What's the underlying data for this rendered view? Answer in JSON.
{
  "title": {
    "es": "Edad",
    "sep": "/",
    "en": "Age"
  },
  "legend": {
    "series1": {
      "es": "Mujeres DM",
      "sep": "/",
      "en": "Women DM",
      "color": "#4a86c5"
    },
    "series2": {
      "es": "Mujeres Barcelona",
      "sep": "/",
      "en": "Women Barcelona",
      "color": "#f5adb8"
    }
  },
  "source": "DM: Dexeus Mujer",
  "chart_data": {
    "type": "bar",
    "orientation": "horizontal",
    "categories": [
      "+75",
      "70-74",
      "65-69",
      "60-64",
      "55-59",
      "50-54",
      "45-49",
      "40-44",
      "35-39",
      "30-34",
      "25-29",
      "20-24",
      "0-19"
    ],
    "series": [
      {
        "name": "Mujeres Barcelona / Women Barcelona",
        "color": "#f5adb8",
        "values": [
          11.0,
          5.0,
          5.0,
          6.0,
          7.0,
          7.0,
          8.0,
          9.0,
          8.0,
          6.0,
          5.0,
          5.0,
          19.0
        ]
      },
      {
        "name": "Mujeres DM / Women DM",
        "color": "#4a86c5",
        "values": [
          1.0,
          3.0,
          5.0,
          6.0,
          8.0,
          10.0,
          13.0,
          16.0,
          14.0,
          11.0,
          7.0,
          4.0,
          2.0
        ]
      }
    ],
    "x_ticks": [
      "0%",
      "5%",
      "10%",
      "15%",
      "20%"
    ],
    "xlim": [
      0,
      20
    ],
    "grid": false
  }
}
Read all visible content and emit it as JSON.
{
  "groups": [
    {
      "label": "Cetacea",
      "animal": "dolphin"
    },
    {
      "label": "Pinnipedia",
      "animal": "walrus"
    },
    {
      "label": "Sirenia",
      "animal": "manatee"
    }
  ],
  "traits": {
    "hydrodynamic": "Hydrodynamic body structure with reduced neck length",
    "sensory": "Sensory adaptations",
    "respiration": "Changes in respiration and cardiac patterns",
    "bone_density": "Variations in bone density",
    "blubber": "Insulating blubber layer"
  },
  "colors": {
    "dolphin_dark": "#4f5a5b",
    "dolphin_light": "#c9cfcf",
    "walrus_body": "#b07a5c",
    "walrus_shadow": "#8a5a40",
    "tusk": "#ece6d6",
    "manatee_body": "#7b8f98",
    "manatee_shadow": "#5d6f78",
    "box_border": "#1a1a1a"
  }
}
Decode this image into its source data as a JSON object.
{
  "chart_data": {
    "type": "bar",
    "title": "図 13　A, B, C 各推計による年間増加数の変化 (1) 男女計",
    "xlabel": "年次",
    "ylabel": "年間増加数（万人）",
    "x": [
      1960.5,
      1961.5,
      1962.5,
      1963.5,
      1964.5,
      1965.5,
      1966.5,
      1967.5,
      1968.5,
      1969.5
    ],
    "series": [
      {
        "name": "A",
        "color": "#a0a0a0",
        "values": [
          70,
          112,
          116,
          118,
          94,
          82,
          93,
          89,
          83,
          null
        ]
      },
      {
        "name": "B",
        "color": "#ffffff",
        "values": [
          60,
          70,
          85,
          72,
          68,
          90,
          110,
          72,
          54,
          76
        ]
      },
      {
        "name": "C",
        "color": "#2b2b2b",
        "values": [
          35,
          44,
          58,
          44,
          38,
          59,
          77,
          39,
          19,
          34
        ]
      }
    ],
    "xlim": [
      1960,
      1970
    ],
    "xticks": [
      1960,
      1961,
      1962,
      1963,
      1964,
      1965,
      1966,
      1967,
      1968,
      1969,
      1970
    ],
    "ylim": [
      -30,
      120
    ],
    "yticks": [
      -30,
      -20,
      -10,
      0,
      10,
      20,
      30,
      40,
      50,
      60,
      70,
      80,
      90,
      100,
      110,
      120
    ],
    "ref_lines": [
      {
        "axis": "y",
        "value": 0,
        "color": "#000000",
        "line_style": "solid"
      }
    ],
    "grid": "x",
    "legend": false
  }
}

━━━

SHORT TASK: Every record above must be duplicated exactly.

FINISHED EXERCISE:
What's the underlying data for this rendered view? Answer in JSON.
{
  "title": {
    "es": "Edad",
    "sep": "/",
    "en": "Age"
  },
  "legend": {
    "series1": {
      "es": "Mujeres DM",
      "sep": "/",
      "en": "Women DM",
      "color": "#4a86c5"
    },
    "series2": {
      "es": "Mujeres Barcelona",
      "sep": "/",
      "en": "Women Barcelona",
      "color": "#f5adb8"
    }
  },
  "source": "DM: Dexeus Mujer",
  "chart_data": {
    "type": "bar",
    "orientation": "horizontal",
    "categories": [
      "+75",
      "70-74",
      "65-69",
      "60-64",
      "55-59",
      "50-54",
      "45-49",
      "40-44",
      "35-39",
      "30-34",
      "25-29",
      "20-24",
      "0-19"
    ],
    "series": [
      {
        "name": "Mujeres Barcelona / Women Barcelona",
        "color": "#f5adb8",
        "values": [
          11.0,
          5.0,
          5.0,
          6.0,
          7.0,
          7.0,
          8.0,
          9.0,
          8.0,
          6.0,
          5.0,
          5.0,
          19.0
        ]
      },
      {
        "name": "Mujeres DM / Women DM",
        "color": "#4a86c5",
        "values": [
          1.0,
          3.0,
          5.0,
          6.0,
          8.0,
          10.0,
          13.0,
          16.0,
          14.0,
          11.0,
          7.0,
          4.0,
          2.0
        ]
      }
    ],
    "x_ticks": [
      "0%",
      "5%",
      "10%",
      "15%",
      "20%"
    ],
    "xlim": [
      0,
      20
    ],
    "grid": false
  }
}
Read all visible content and emit it as JSON.
{
  "groups": [
    {
      "label": "Cetacea",
      "animal": "dolphin"
    },
    {
      "label": "Pinnipedia",
      "animal": "walrus"
    },
    {
      "label": "Sirenia",
      "animal": "manatee"
    }
  ],
  "traits": {
    "hydrodynamic": "Hydrodynamic body structure with reduced neck length",
    "sensory": "Sensory adaptations",
    "respiration": "Changes in respiration and cardiac patterns",
    "bone_density": "Variations in bone density",
    "blubber": "Insulating blubber layer"
  },
  "colors": {
    "dolphin_dark": "#4f5a5b",
    "dolphin_light": "#c9cfcf",
    "walrus_body": "#b07a5c",
    "walrus_shadow": "#8a5a40",
    "tusk": "#ece6d6",
    "manatee_body": "#7b8f98",
    "manatee_shadow": "#5d6f78",
    "box_border": "#1a1a1a"
  }
}
Decode this image into its source data as a JSON object.
{
  "chart_data": {
    "type": "bar",
    "title": "図 13　A, B, C 各推計による年間増加数の変化 (1) 男女計",
    "xlabel": "年次",
    "ylabel": "年間増加数（万人）",
    "x": [
      1960.5,
      1961.5,
      1962.5,
      1963.5,
      1964.5,
      1965.5,
      1966.5,
      1967.5,
      1968.5,
      1969.5
    ],
    "series": [
      {
        "name": "A",
        "color": "#a0a0a0",
        "values": [
          70,
          112,
          116,
          118,
          94,
          82,
          93,
          89,
          83,
          null
        ]
      },
      {
        "name": "B",
        "color": "#ffffff",
        "values": [
          60,
          70,
          85,
          72,
          68,
          90,
          110,
          72,
          54,
          76
        ]
      },
      {
        "name": "C",
        "color": "#2b2b2b",
        "values": [
          35,
          44,
          58,
          44,
          38,
          59,
          77,
          39,
          19,
          34
        ]
      }
    ],
    "xlim": [
      1960,
      1970
    ],
    "xticks": [
      1960,
      1961,
      1962,
      1963,
      1964,
      1965,
      1966,
      1967,
      1968,
      1969,
      1970
    ],
    "ylim": [
      -30,
      120
    ],
    "yticks": [
      -30,
      -20,
      -10,
      0,
      10,
      20,
      30,
      40,
      50,
      60,
      70,
      80,
      90,
      100,
      110,
      120
    ],
    "ref_lines": [
      {
        "axis": "y",
        "value": 0,
        "color": "#000000",
        "line_style": "solid"
      }
    ],
    "grid": "x",
    "legend": false
  }
}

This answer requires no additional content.